• What you should do: Write out all lines holding the word "title".

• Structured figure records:
Begin

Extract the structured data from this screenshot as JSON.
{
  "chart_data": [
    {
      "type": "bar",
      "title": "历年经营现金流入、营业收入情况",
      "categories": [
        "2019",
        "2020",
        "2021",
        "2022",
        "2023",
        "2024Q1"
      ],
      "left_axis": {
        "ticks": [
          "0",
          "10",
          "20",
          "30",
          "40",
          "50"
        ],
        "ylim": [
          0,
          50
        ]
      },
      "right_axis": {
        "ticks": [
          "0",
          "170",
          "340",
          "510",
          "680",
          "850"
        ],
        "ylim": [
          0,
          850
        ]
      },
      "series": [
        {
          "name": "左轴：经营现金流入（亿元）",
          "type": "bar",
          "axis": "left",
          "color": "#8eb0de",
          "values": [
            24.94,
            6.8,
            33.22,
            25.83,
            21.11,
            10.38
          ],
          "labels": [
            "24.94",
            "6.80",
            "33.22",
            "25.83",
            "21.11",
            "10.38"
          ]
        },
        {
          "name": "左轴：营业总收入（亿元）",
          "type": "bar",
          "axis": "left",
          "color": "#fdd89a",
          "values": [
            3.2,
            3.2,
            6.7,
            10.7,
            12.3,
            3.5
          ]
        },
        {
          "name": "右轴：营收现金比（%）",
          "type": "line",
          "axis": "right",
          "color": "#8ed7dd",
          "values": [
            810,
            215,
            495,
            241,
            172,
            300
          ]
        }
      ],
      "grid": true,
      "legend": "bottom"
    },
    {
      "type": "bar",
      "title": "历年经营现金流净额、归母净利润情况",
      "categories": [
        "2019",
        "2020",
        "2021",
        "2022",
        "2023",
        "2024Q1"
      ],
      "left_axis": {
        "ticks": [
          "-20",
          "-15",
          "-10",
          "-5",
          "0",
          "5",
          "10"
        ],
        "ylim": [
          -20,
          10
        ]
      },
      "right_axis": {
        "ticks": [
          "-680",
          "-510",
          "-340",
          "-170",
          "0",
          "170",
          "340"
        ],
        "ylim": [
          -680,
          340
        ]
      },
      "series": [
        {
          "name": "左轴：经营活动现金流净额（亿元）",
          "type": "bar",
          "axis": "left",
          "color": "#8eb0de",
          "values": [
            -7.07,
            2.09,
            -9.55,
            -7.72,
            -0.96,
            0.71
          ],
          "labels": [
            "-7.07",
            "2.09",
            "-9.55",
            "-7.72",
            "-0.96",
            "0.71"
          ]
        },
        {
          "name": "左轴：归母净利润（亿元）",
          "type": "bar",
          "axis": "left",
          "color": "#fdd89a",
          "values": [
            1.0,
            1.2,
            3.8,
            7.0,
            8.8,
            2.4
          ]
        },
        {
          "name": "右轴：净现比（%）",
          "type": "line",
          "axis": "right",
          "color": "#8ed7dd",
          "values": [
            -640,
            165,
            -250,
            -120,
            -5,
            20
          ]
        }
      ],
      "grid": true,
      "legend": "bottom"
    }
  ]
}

End

• Solution:
      "title": "历年经营现金流入、营业收入情况",
      "title": "历年经营现金流净额、归母净利润情况",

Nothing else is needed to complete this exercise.